◆ Passage for review

——

# choclo.utils.distance_spherical#

Euclidean distance between two points in spherical coordinates

Important

All angles must be in degrees and radii in meters.

Parameters:
longitude_pfloat

Longitude coordinate of point $$\mathbf{p}$$ in degrees.

latitude_pfloat

Latitude coordinate of point $$\mathbf{p}$$ in degrees.

radius_pfloat

Radial coordinate of point $$\mathbf{p}$$ in meters.

longitude_qfloat

Longitude coordinate of point $$\mathbf{q}$$ in degrees.

latitude_qfloat

Latitude coordinate of point $$\mathbf{q}$$ in degrees.

radius_qfloat

Radial coordinate of point $$\mathbf{q}$$ in meters.

Returns:
distancefloat

Euclidean distance between point_p and point_q.

Notes

Given two points $$\mathbf{p} = (\lambda_p, \phi_p, r_p)$$ and $$\mathbf{q} = (\lambda_q, \phi_q, r_q)$$ defined in a spherical coordinate system $$(\lambda, \phi, r)$$, return the Euclidean (L2) distance between them:

$d = \sqrt{ (r_p - r_q) ^ 2 + 2 r_p r_q (1 - \cos\psi)}$

where

$\cos\psi = \sin\phi_p \sin\phi_q + \cos\phi_p \cos\phi_q \cos(\lambda_p - \lambda_q)$

and $$\lambda$$ is the longitude angle, $$\phi$$ the spherical latitude angle an $$r$$ is the radial coordinate.

——

◆ Aim of the task
Retype the part of the spherical distance page above between "latitude_qfloat" and "point_p and point_q.", inclusive.

——

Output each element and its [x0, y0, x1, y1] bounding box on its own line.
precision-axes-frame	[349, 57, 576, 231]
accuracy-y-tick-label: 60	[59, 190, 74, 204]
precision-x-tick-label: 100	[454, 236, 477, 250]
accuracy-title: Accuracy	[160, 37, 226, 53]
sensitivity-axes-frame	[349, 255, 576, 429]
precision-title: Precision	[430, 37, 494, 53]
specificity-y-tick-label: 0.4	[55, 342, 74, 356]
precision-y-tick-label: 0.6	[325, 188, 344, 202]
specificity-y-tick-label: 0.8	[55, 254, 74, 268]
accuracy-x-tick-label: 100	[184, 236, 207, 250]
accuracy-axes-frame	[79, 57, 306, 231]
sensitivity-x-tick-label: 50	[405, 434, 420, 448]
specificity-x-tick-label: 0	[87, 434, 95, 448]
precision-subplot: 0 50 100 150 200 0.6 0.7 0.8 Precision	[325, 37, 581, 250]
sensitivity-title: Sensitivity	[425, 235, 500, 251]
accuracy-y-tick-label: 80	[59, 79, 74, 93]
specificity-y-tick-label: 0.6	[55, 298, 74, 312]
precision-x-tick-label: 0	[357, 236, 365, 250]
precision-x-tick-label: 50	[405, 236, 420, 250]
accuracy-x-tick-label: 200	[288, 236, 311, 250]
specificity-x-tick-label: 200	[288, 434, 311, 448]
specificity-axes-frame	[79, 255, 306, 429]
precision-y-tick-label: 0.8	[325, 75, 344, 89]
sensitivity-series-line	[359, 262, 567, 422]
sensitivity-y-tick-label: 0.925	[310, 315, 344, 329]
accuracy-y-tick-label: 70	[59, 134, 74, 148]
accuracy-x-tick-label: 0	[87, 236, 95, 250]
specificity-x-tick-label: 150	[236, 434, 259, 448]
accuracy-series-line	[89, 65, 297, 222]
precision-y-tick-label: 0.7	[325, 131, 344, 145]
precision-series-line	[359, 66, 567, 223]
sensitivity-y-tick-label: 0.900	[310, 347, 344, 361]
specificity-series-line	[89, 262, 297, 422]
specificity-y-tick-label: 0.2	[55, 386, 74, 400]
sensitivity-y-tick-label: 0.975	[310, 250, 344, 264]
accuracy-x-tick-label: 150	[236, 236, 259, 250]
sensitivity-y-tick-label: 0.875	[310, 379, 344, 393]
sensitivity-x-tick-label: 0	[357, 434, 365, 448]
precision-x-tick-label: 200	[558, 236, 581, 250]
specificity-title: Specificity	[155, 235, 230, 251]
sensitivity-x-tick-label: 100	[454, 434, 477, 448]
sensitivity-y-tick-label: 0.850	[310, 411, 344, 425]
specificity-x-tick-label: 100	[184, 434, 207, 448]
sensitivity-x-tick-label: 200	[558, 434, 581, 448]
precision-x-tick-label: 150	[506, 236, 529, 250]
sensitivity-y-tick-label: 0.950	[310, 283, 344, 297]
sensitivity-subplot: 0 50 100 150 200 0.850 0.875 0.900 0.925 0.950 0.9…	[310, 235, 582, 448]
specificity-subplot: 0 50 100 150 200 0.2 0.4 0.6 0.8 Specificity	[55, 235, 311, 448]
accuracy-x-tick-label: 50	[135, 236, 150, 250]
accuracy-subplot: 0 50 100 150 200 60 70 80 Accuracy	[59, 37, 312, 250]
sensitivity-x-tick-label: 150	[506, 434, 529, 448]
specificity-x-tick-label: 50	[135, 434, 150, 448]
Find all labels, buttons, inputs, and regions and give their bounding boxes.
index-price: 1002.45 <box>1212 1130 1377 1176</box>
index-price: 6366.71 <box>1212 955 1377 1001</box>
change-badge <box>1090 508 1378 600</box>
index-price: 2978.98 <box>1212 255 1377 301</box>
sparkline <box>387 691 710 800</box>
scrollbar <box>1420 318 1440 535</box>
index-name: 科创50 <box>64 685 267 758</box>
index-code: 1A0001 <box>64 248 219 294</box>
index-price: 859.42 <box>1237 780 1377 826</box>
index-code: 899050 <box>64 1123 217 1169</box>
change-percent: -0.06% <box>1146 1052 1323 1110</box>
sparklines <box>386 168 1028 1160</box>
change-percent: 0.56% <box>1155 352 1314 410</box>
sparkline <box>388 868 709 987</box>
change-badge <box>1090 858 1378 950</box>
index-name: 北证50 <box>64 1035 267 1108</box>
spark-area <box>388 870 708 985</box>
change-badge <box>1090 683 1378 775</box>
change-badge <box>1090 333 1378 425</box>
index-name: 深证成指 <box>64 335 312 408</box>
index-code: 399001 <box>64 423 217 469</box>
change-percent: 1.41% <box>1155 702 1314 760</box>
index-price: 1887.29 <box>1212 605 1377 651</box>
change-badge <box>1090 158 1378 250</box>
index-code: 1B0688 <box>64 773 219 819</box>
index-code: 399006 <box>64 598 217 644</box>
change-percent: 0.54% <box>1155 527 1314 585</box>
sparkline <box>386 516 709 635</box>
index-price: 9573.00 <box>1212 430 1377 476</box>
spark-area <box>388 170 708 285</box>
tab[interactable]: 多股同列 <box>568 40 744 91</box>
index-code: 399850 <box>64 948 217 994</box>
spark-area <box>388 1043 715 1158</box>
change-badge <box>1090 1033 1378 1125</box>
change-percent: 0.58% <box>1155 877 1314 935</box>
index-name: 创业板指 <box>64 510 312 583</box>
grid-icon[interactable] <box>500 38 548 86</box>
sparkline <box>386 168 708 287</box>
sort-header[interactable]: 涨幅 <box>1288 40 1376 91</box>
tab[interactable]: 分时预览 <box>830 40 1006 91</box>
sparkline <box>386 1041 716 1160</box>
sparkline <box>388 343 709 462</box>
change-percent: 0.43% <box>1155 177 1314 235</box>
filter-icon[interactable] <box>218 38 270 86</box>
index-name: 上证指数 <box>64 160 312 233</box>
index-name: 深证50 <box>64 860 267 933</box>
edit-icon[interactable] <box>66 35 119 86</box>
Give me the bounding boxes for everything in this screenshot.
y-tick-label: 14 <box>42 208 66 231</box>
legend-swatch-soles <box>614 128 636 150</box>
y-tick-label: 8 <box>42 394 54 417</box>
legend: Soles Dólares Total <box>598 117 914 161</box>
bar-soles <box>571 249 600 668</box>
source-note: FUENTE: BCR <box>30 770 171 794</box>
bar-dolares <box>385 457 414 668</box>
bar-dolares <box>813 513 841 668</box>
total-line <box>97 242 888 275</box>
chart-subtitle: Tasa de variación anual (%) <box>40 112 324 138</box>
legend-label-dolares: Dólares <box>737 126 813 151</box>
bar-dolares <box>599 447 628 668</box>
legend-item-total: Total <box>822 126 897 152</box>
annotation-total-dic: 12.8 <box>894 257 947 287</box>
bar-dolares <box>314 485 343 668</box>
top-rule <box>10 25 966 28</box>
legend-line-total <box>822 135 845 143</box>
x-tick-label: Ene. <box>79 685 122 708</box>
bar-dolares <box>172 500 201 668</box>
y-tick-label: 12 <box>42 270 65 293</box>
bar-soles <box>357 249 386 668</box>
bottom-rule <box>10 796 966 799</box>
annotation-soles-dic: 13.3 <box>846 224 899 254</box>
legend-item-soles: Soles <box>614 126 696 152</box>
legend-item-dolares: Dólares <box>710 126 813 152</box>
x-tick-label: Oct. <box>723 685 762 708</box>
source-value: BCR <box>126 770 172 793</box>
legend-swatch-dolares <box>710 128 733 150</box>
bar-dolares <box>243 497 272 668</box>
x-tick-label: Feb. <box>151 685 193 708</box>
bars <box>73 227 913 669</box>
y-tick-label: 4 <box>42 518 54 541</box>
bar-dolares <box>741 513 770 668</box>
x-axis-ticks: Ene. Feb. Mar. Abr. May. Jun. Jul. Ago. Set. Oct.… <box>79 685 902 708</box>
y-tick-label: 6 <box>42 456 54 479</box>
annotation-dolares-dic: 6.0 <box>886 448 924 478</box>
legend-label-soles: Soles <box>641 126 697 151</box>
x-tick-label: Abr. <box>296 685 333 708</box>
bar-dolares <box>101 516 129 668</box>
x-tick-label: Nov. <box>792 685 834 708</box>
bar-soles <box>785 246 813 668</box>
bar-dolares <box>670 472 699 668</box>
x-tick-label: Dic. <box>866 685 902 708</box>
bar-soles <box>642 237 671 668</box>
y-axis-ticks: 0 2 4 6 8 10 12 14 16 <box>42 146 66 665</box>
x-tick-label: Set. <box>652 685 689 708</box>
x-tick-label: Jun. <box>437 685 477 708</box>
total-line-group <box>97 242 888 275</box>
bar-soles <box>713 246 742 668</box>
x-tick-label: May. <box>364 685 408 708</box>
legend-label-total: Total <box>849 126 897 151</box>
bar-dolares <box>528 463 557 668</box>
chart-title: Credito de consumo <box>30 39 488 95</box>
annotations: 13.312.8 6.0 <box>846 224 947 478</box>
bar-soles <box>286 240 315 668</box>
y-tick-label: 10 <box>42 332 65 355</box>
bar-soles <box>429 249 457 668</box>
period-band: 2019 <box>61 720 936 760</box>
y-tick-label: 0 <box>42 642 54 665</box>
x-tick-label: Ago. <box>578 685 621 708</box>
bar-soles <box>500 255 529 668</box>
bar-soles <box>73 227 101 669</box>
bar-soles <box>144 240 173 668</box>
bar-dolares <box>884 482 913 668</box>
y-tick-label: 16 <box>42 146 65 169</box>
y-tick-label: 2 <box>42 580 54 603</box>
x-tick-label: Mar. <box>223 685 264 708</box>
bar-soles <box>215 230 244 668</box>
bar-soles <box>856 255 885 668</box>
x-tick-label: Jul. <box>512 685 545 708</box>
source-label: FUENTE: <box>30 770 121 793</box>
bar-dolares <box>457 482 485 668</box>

——

◆ Expected answer
latitude_qfloat

Latitude coordinate of point $$\mathbf{q}$$ in degrees.

radius_qfloat

Radial coordinate of point $$\mathbf{q}$$ in meters.

Returns:
distancefloat

Euclidean distance between point_p and point_q.